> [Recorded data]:
(begin)
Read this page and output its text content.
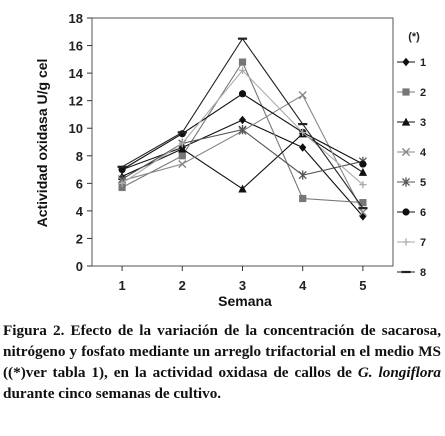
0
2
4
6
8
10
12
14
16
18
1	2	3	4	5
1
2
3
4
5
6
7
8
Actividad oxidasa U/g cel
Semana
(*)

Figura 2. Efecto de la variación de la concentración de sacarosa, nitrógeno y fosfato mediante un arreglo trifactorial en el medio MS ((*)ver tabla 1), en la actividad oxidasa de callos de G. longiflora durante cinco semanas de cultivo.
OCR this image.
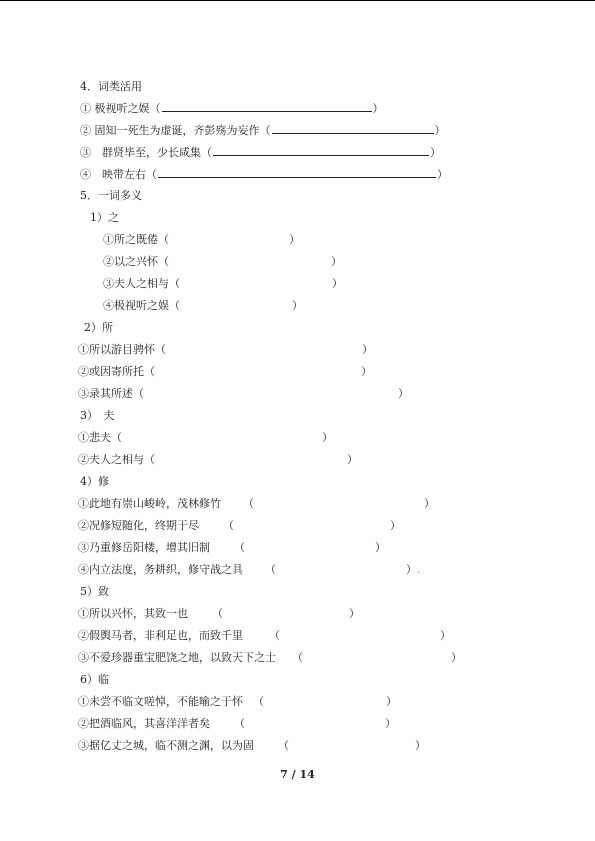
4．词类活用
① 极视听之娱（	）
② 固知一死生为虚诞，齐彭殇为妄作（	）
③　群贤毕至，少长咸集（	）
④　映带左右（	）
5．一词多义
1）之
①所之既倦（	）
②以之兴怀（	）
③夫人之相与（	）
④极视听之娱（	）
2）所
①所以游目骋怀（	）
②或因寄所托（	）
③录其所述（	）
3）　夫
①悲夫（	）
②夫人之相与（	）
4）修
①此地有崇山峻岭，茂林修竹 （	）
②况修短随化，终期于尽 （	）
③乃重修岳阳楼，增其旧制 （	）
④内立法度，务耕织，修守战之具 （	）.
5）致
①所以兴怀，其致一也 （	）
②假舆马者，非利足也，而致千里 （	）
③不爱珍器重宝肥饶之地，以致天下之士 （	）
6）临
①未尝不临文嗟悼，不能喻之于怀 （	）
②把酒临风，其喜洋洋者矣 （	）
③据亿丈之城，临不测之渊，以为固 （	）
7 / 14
(end)
(begin)
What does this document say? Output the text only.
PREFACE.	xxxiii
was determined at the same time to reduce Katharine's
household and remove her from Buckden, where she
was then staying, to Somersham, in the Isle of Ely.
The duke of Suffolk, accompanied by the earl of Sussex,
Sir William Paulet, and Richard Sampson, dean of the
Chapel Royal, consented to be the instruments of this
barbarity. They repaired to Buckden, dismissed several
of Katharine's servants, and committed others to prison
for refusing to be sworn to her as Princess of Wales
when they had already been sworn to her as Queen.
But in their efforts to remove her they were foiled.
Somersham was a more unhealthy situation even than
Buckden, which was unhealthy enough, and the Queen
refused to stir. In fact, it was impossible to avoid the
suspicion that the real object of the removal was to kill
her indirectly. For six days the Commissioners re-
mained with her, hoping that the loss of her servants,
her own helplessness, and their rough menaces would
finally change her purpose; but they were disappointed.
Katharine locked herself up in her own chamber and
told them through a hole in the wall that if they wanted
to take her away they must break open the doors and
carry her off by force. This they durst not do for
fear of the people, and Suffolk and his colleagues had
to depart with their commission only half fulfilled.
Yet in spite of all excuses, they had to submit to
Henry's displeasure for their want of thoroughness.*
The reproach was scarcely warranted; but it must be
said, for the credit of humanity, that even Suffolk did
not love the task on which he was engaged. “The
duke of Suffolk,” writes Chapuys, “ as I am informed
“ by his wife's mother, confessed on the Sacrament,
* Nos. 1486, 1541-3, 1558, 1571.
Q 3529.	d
(end)
> [TASK DIRECTIONS]: Which lines contain the word "Buckden"? Copy each of them.

> [CORRECT RESULT]:
household and remove her from Buckden, where she
barbarity. They repaired to Buckden, dismissed several
Buckden, which was unhealthy enough, and the Queen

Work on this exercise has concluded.